-- start --
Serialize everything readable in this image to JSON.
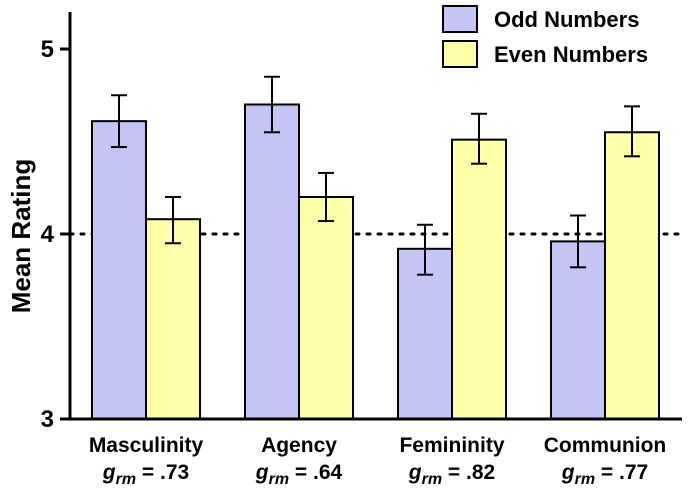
{
  "chart_data": {
    "type": "bar",
    "title": "",
    "xlabel": "",
    "ylabel": "Mean Rating",
    "ylim": [
      3,
      5.2
    ],
    "yticks": [
      3,
      4,
      5
    ],
    "ytick_labels": [
      "3",
      "4",
      "5"
    ],
    "categories": [
      "Masculinity",
      "Agency",
      "Femininity",
      "Communion"
    ],
    "effect_sizes": [
      {
        "symbol": "g",
        "subscript": "rm",
        "text": " = .73"
      },
      {
        "symbol": "g",
        "subscript": "rm",
        "text": " = .64"
      },
      {
        "symbol": "g",
        "subscript": "rm",
        "text": " = .82"
      },
      {
        "symbol": "g",
        "subscript": "rm",
        "text": " = .77"
      }
    ],
    "reference_line": 4,
    "series": [
      {
        "name": "Odd Numbers",
        "color": "#c5c5f5",
        "values": [
          4.61,
          4.7,
          3.92,
          3.96
        ],
        "error_low": [
          4.47,
          4.55,
          3.78,
          3.82
        ],
        "error_high": [
          4.75,
          4.85,
          4.05,
          4.1
        ]
      },
      {
        "name": "Even Numbers",
        "color": "#ffffaa",
        "values": [
          4.08,
          4.2,
          4.51,
          4.55
        ],
        "error_low": [
          3.95,
          4.07,
          4.38,
          4.42
        ],
        "error_high": [
          4.2,
          4.33,
          4.65,
          4.69
        ]
      }
    ],
    "legend_position": "top-right"
  }
}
-- end --
[The exercise] Make an exact copy of the records above, with the pictures left out.

[Correct result]
Serialize everything readable in this image to JSON.
{
  "chart_data": {
    "type": "bar",
    "title": "",
    "xlabel": "",
    "ylabel": "Mean Rating",
    "ylim": [
      3,
      5.2
    ],
    "yticks": [
      3,
      4,
      5
    ],
    "ytick_labels": [
      "3",
      "4",
      "5"
    ],
    "categories": [
      "Masculinity",
      "Agency",
      "Femininity",
      "Communion"
    ],
    "effect_sizes": [
      {
        "symbol": "g",
        "subscript": "rm",
        "text": " = .73"
      },
      {
        "symbol": "g",
        "subscript": "rm",
        "text": " = .64"
      },
      {
        "symbol": "g",
        "subscript": "rm",
        "text": " = .82"
      },
      {
        "symbol": "g",
        "subscript": "rm",
        "text": " = .77"
      }
    ],
    "reference_line": 4,
    "series": [
      {
        "name": "Odd Numbers",
        "color": "#c5c5f5",
        "values": [
          4.61,
          4.7,
          3.92,
          3.96
        ],
        "error_low": [
          4.47,
          4.55,
          3.78,
          3.82
        ],
        "error_high": [
          4.75,
          4.85,
          4.05,
          4.1
        ]
      },
      {
        "name": "Even Numbers",
        "color": "#ffffaa",
        "values": [
          4.08,
          4.2,
          4.51,
          4.55
        ],
        "error_low": [
          3.95,
          4.07,
          4.38,
          4.42
        ],
        "error_high": [
          4.2,
          4.33,
          4.65,
          4.69
        ]
      }
    ],
    "legend_position": "top-right"
  }
}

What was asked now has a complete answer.